[To do]:
**A)** List every monetary amount given in the passage about Castlelake's offer for easyJet, in the order it appears.
**B)** Transcribe the passage about Castlelake's offer for easyJet, starting at the words "The proposed offer" and ending after "to a close.".

[Selected text]:
===

The budget airline said on Sunday that it was prepared to accept Castlelake’s revised offer of £6.90 per share after weeks of negotiations and several rejected bids.

The companies have requested an extension to the deadline for formally completing the transaction.

The proposed offer values easyJet’s equity at £5.23 billion, rising to £5.52 billion on a fully diluted basis, and represents a 24% premium to the airline’s closing share price on Friday.

Castlelake now has until Aug. 3 to make a firm offer or walk away from the deal.

Improved offer ends weeks of negotiations

Castlelake, a Minneapolis-based investment firm managing about $37 billion in assets, has steadily increased its offer after easyJet rejected earlier proposals.

The firm initially approached the airline with a bid worth £5.60 per share before raising it to £6.50, an offer easyJet dismissed roughly 10 days ago, saying it substantially undervalued the business.

The latest proposal marks a significant improvement and could bring lengthy negotiations to a close.

===

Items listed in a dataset

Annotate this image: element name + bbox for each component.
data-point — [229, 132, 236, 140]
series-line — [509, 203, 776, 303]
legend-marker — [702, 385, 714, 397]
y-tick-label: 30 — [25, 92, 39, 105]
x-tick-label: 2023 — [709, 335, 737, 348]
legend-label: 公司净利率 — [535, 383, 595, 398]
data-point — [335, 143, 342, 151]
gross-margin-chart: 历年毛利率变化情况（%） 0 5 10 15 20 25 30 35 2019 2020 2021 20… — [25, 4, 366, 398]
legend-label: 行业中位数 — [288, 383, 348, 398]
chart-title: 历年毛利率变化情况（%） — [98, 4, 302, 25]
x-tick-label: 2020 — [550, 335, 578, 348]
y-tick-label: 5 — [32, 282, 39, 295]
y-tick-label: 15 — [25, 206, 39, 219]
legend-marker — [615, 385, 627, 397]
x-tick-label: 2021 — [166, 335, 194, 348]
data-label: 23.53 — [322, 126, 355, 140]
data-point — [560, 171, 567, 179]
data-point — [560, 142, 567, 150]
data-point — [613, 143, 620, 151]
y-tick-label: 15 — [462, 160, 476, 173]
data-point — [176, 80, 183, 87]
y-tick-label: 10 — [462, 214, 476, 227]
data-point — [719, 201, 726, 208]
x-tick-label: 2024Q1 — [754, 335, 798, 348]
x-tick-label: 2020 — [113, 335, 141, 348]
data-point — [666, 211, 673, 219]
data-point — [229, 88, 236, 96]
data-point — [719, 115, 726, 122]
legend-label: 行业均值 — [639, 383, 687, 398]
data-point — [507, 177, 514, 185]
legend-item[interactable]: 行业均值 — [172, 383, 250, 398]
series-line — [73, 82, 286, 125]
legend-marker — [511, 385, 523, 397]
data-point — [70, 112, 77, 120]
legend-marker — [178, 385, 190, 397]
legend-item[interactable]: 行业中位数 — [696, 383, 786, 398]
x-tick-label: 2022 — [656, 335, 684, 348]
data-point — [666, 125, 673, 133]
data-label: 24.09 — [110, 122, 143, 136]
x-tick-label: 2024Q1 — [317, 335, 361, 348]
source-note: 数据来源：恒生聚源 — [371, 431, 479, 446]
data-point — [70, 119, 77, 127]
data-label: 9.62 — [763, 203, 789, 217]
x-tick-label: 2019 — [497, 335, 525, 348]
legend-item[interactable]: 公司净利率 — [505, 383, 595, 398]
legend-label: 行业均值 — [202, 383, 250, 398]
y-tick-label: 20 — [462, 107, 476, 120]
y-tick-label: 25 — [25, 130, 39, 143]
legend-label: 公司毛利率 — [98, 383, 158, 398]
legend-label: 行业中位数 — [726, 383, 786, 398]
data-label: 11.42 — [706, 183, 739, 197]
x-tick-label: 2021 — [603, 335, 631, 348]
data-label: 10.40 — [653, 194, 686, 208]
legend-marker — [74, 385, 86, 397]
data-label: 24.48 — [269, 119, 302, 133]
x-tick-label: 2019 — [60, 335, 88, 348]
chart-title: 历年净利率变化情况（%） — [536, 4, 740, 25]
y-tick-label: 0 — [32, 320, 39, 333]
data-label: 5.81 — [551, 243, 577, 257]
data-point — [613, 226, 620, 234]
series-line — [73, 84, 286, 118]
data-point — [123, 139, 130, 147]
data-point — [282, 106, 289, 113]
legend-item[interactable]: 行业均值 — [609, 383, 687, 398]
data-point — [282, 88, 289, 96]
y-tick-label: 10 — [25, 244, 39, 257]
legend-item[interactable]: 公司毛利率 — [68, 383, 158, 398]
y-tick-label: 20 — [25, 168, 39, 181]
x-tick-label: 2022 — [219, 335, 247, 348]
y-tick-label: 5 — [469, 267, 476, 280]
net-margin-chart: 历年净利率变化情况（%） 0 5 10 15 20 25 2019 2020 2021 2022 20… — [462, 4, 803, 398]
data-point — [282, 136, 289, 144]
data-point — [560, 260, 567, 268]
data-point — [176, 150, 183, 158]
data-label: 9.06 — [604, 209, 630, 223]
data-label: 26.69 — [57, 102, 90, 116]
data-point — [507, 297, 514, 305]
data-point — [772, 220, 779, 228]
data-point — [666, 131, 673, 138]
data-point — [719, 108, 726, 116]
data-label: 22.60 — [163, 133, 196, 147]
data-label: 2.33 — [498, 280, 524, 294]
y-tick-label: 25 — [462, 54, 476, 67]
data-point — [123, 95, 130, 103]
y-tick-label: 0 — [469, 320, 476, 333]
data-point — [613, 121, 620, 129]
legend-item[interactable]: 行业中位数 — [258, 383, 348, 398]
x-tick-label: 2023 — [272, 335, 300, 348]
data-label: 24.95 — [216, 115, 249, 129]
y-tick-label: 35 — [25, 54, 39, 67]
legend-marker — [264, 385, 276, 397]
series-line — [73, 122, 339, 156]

===

[Written responses]:
**A)** £6.90, £5.23 billion, £5.52 billion, $37 billion, £5.60, £6.50

**B)**
The proposed offer values easyJet’s equity at £5.23 billion, rising to £5.52 billion on a fully diluted basis, and represents a 24% premium to the airline’s closing share price on Friday.

Castlelake now has until Aug. 3 to make a firm offer or walk away from the deal.

Improved offer ends weeks of negotiations

Castlelake, a Minneapolis-based investment firm managing about $37 billion in assets, has steadily increased its offer after easyJet rejected earlier proposals.

The firm initially approached the airline with a bid worth £5.60 per share before raising it to £6.50, an offer easyJet dismissed roughly 10 days ago, saying it substantially undervalued the business.

The latest proposal marks a significant improvement and could bring lengthy negotiations to a close.